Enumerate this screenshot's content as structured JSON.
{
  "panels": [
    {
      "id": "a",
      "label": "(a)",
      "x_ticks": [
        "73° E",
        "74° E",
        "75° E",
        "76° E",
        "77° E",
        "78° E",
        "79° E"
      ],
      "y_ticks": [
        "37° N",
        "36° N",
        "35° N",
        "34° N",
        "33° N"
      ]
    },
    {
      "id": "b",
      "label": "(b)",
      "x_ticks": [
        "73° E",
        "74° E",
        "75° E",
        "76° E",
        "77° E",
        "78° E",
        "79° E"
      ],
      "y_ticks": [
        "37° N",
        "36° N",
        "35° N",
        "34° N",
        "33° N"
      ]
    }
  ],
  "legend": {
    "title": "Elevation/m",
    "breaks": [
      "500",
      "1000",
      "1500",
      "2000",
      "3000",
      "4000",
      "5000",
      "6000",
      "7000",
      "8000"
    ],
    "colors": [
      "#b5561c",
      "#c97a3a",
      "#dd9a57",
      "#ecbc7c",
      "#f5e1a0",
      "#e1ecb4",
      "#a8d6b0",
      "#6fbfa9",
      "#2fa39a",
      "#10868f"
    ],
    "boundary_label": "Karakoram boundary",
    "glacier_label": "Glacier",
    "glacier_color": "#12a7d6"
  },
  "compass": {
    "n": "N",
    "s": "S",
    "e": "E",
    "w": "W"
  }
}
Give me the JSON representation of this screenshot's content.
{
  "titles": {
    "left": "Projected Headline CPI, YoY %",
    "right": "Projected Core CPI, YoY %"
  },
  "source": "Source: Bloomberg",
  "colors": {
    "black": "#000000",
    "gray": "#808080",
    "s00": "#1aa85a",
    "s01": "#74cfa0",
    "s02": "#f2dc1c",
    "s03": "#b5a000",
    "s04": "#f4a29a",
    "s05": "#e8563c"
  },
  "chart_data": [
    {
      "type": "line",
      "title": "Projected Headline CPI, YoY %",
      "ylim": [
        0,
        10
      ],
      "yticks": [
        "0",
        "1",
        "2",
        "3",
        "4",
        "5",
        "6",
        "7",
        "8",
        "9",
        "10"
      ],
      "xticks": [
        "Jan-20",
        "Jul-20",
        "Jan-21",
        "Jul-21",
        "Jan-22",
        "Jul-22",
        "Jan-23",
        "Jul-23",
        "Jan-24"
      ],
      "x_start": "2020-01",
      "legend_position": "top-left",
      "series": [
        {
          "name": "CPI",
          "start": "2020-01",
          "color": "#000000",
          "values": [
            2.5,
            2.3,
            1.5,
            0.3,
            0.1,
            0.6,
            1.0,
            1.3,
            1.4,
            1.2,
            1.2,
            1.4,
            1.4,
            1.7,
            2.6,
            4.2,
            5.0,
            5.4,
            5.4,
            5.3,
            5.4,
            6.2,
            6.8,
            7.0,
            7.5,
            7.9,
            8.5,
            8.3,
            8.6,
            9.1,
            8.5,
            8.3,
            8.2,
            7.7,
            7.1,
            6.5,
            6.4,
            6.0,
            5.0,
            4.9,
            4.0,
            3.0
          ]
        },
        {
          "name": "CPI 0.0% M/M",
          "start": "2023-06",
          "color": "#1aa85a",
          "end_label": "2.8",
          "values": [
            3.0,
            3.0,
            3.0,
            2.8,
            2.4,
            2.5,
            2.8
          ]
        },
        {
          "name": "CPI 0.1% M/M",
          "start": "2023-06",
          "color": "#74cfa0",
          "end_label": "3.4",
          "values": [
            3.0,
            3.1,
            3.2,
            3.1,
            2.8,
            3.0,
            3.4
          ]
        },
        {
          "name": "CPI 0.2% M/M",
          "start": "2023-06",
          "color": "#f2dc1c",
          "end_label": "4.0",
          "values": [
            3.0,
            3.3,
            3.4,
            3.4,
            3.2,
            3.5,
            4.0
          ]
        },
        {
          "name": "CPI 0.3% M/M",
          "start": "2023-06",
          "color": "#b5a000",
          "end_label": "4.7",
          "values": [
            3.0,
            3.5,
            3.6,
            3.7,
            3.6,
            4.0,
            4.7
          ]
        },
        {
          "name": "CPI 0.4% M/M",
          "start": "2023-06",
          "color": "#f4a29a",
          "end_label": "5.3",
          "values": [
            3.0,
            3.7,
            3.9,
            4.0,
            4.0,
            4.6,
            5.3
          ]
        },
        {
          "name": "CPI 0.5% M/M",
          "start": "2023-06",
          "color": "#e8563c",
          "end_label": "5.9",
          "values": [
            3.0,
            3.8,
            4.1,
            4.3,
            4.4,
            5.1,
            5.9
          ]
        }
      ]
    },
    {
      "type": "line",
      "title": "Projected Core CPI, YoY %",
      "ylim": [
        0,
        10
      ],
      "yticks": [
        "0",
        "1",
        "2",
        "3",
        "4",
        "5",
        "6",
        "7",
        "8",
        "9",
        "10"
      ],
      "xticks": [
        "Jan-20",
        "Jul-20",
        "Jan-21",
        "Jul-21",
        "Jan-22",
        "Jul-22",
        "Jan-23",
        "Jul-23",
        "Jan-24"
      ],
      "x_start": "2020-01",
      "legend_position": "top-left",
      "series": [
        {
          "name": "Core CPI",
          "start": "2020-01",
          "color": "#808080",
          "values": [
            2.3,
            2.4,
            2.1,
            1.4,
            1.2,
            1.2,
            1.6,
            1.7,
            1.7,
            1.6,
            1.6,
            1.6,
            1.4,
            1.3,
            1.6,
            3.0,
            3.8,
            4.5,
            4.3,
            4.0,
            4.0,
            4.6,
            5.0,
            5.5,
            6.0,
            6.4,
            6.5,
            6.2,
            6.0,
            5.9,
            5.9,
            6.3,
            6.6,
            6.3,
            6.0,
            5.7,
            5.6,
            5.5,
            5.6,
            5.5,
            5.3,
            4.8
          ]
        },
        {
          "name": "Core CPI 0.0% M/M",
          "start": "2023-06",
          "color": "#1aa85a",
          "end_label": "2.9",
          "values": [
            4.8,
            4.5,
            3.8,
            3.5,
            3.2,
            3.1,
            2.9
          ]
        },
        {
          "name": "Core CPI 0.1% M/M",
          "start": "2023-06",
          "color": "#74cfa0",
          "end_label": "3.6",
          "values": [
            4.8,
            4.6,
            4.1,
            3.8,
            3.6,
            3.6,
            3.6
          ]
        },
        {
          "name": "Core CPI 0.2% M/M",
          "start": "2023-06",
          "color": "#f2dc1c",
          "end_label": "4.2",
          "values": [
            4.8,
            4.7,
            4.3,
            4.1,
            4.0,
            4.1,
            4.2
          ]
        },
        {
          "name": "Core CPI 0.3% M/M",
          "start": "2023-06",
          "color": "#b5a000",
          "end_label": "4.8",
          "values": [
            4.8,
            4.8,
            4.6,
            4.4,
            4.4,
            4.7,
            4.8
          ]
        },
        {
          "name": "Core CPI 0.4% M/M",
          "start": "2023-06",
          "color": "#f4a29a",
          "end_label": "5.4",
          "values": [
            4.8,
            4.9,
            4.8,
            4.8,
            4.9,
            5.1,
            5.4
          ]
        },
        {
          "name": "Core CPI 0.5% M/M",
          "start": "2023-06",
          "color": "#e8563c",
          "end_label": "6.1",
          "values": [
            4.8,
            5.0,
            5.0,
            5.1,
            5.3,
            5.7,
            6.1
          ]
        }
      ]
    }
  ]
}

*****

What to produce
Everything in the listing above should be restated exactly.

Exercise answer
Enumerate this screenshot's content as structured JSON.
{
  "panels": [
    {
      "id": "a",
      "label": "(a)",
      "x_ticks": [
        "73° E",
        "74° E",
        "75° E",
        "76° E",
        "77° E",
        "78° E",
        "79° E"
      ],
      "y_ticks": [
        "37° N",
        "36° N",
        "35° N",
        "34° N",
        "33° N"
      ]
    },
    {
      "id": "b",
      "label": "(b)",
      "x_ticks": [
        "73° E",
        "74° E",
        "75° E",
        "76° E",
        "77° E",
        "78° E",
        "79° E"
      ],
      "y_ticks": [
        "37° N",
        "36° N",
        "35° N",
        "34° N",
        "33° N"
      ]
    }
  ],
  "legend": {
    "title": "Elevation/m",
    "breaks": [
      "500",
      "1000",
      "1500",
      "2000",
      "3000",
      "4000",
      "5000",
      "6000",
      "7000",
      "8000"
    ],
    "colors": [
      "#b5561c",
      "#c97a3a",
      "#dd9a57",
      "#ecbc7c",
      "#f5e1a0",
      "#e1ecb4",
      "#a8d6b0",
      "#6fbfa9",
      "#2fa39a",
      "#10868f"
    ],
    "boundary_label": "Karakoram boundary",
    "glacier_label": "Glacier",
    "glacier_color": "#12a7d6"
  },
  "compass": {
    "n": "N",
    "s": "S",
    "e": "E",
    "w": "W"
  }
}
Give me the JSON representation of this screenshot's content.
{
  "titles": {
    "left": "Projected Headline CPI, YoY %",
    "right": "Projected Core CPI, YoY %"
  },
  "source": "Source: Bloomberg",
  "colors": {
    "black": "#000000",
    "gray": "#808080",
    "s00": "#1aa85a",
    "s01": "#74cfa0",
    "s02": "#f2dc1c",
    "s03": "#b5a000",
    "s04": "#f4a29a",
    "s05": "#e8563c"
  },
  "chart_data": [
    {
      "type": "line",
      "title": "Projected Headline CPI, YoY %",
      "ylim": [
        0,
        10
      ],
      "yticks": [
        "0",
        "1",
        "2",
        "3",
        "4",
        "5",
        "6",
        "7",
        "8",
        "9",
        "10"
      ],
      "xticks": [
        "Jan-20",
        "Jul-20",
        "Jan-21",
        "Jul-21",
        "Jan-22",
        "Jul-22",
        "Jan-23",
        "Jul-23",
        "Jan-24"
      ],
      "x_start": "2020-01",
      "legend_position": "top-left",
      "series": [
        {
          "name": "CPI",
          "start": "2020-01",
          "color": "#000000",
          "values": [
            2.5,
            2.3,
            1.5,
            0.3,
            0.1,
            0.6,
            1.0,
            1.3,
            1.4,
            1.2,
            1.2,
            1.4,
            1.4,
            1.7,
            2.6,
            4.2,
            5.0,
            5.4,
            5.4,
            5.3,
            5.4,
            6.2,
            6.8,
            7.0,
            7.5,
            7.9,
            8.5,
            8.3,
            8.6,
            9.1,
            8.5,
            8.3,
            8.2,
            7.7,
            7.1,
            6.5,
            6.4,
            6.0,
            5.0,
            4.9,
            4.0,
            3.0
          ]
        },
        {
          "name": "CPI 0.0% M/M",
          "start": "2023-06",
          "color": "#1aa85a",
          "end_label": "2.8",
          "values": [
            3.0,
            3.0,
            3.0,
            2.8,
            2.4,
            2.5,
            2.8
          ]
        },
        {
          "name": "CPI 0.1% M/M",
          "start": "2023-06",
          "color": "#74cfa0",
          "end_label": "3.4",
          "values": [
            3.0,
            3.1,
            3.2,
            3.1,
            2.8,
            3.0,
            3.4
          ]
        },
        {
          "name": "CPI 0.2% M/M",
          "start": "2023-06",
          "color": "#f2dc1c",
          "end_label": "4.0",
          "values": [
            3.0,
            3.3,
            3.4,
            3.4,
            3.2,
            3.5,
            4.0
          ]
        },
        {
          "name": "CPI 0.3% M/M",
          "start": "2023-06",
          "color": "#b5a000",
          "end_label": "4.7",
          "values": [
            3.0,
            3.5,
            3.6,
            3.7,
            3.6,
            4.0,
            4.7
          ]
        },
        {
          "name": "CPI 0.4% M/M",
          "start": "2023-06",
          "color": "#f4a29a",
          "end_label": "5.3",
          "values": [
            3.0,
            3.7,
            3.9,
            4.0,
            4.0,
            4.6,
            5.3
          ]
        },
        {
          "name": "CPI 0.5% M/M",
          "start": "2023-06",
          "color": "#e8563c",
          "end_label": "5.9",
          "values": [
            3.0,
            3.8,
            4.1,
            4.3,
            4.4,
            5.1,
            5.9
          ]
        }
      ]
    },
    {
      "type": "line",
      "title": "Projected Core CPI, YoY %",
      "ylim": [
        0,
        10
      ],
      "yticks": [
        "0",
        "1",
        "2",
        "3",
        "4",
        "5",
        "6",
        "7",
        "8",
        "9",
        "10"
      ],
      "xticks": [
        "Jan-20",
        "Jul-20",
        "Jan-21",
        "Jul-21",
        "Jan-22",
        "Jul-22",
        "Jan-23",
        "Jul-23",
        "Jan-24"
      ],
      "x_start": "2020-01",
      "legend_position": "top-left",
      "series": [
        {
          "name": "Core CPI",
          "start": "2020-01",
          "color": "#808080",
          "values": [
            2.3,
            2.4,
            2.1,
            1.4,
            1.2,
            1.2,
            1.6,
            1.7,
            1.7,
            1.6,
            1.6,
            1.6,
            1.4,
            1.3,
            1.6,
            3.0,
            3.8,
            4.5,
            4.3,
            4.0,
            4.0,
            4.6,
            5.0,
            5.5,
            6.0,
            6.4,
            6.5,
            6.2,
            6.0,
            5.9,
            5.9,
            6.3,
            6.6,
            6.3,
            6.0,
            5.7,
            5.6,
            5.5,
            5.6,
            5.5,
            5.3,
            4.8
          ]
        },
        {
          "name": "Core CPI 0.0% M/M",
          "start": "2023-06",
          "color": "#1aa85a",
          "end_label": "2.9",
          "values": [
            4.8,
            4.5,
            3.8,
            3.5,
            3.2,
            3.1,
            2.9
          ]
        },
        {
          "name": "Core CPI 0.1% M/M",
          "start": "2023-06",
          "color": "#74cfa0",
          "end_label": "3.6",
          "values": [
            4.8,
            4.6,
            4.1,
            3.8,
            3.6,
            3.6,
            3.6
          ]
        },
        {
          "name": "Core CPI 0.2% M/M",
          "start": "2023-06",
          "color": "#f2dc1c",
          "end_label": "4.2",
          "values": [
            4.8,
            4.7,
            4.3,
            4.1,
            4.0,
            4.1,
            4.2
          ]
        },
        {
          "name": "Core CPI 0.3% M/M",
          "start": "2023-06",
          "color": "#b5a000",
          "end_label": "4.8",
          "values": [
            4.8,
            4.8,
            4.6,
            4.4,
            4.4,
            4.7,
            4.8
          ]
        },
        {
          "name": "Core CPI 0.4% M/M",
          "start": "2023-06",
          "color": "#f4a29a",
          "end_label": "5.4",
          "values": [
            4.8,
            4.9,
            4.8,
            4.8,
            4.9,
            5.1,
            5.4
          ]
        },
        {
          "name": "Core CPI 0.5% M/M",
          "start": "2023-06",
          "color": "#e8563c",
          "end_label": "6.1",
          "values": [
            4.8,
            5.0,
            5.0,
            5.1,
            5.3,
            5.7,
            6.1
          ]
        }
      ]
    }
  ]
}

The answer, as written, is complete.